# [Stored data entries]
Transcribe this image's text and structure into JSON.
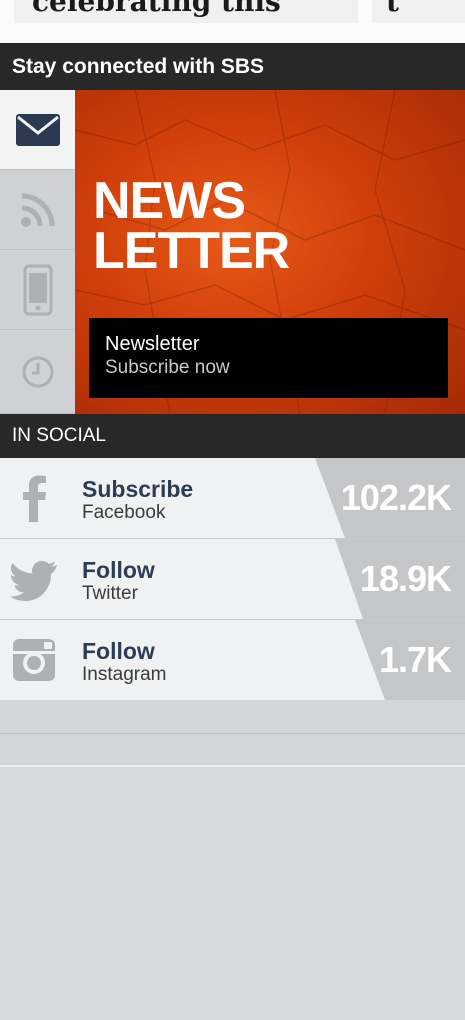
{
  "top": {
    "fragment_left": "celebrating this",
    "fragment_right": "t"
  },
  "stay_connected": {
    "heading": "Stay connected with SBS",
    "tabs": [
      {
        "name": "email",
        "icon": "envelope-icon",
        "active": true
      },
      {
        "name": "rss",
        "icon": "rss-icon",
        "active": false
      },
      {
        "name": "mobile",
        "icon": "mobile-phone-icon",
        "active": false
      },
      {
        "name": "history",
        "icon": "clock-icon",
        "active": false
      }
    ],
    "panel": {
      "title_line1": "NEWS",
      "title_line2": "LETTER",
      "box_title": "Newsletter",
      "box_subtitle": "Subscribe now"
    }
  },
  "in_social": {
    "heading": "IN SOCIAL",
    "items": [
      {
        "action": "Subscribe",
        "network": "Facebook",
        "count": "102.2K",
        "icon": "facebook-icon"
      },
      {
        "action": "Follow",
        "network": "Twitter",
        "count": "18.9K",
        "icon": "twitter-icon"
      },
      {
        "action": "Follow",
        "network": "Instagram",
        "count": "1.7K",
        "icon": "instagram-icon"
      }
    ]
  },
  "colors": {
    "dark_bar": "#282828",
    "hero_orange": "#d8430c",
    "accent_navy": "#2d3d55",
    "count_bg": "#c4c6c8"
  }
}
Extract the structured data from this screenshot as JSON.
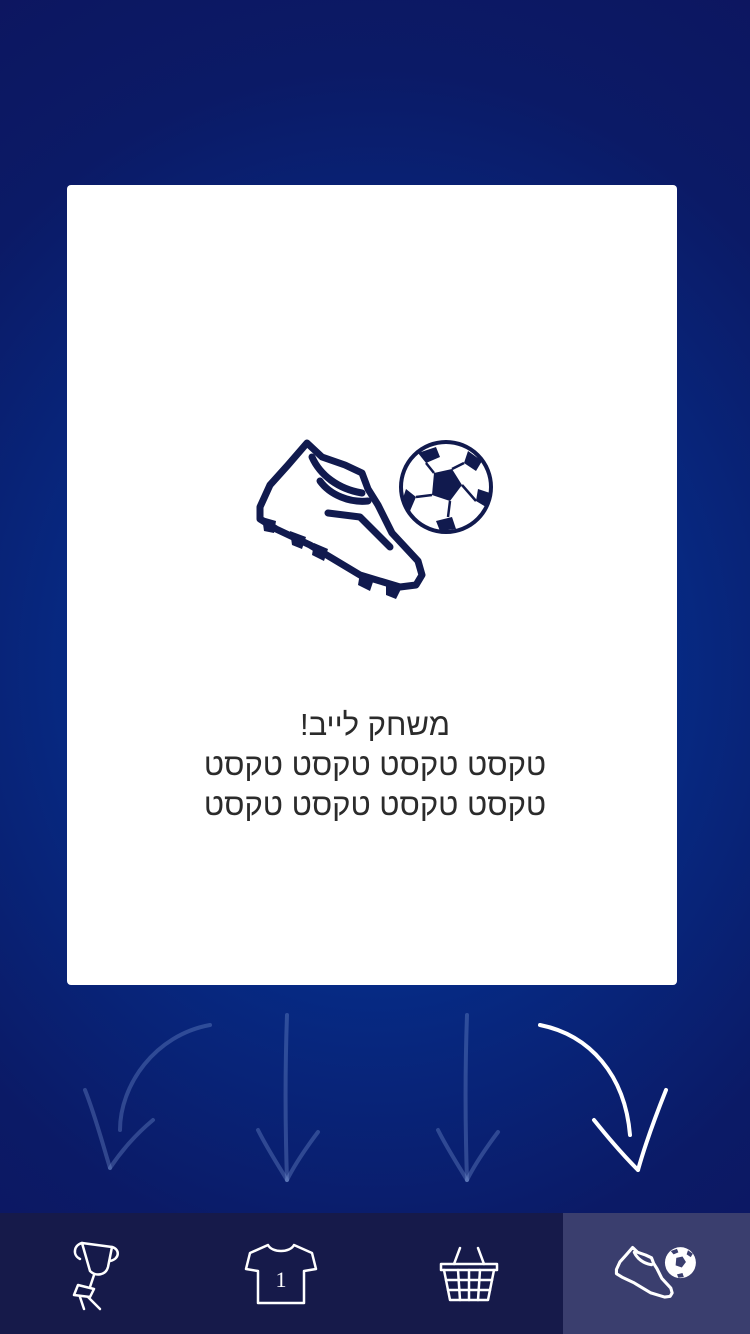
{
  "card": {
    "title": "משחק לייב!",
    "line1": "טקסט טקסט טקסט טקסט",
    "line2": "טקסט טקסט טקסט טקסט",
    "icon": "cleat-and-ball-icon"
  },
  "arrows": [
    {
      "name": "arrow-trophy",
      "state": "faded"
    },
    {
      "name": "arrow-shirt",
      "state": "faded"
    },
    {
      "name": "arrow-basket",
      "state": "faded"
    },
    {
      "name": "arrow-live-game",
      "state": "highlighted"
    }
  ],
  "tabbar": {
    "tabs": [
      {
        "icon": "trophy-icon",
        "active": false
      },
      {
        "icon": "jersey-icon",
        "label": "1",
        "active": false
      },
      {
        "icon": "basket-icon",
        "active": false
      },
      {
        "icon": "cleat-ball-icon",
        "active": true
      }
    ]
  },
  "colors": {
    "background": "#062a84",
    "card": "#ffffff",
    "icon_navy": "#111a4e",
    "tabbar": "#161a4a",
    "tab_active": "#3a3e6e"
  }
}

==

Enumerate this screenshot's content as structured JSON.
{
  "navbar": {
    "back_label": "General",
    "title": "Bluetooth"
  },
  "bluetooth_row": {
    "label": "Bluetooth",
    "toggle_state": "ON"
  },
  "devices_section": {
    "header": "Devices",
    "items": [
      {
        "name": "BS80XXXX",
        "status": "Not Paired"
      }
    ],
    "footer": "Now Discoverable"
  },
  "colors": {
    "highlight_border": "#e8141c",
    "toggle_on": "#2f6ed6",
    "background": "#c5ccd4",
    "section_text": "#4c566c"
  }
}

# [STATED EXERCISE]
Working from the entries above, return all lines that contain "network".

# [COMPLETED TASK]
        "network": "Facebook",
        "network": "Twitter",
        "network": "Instagram",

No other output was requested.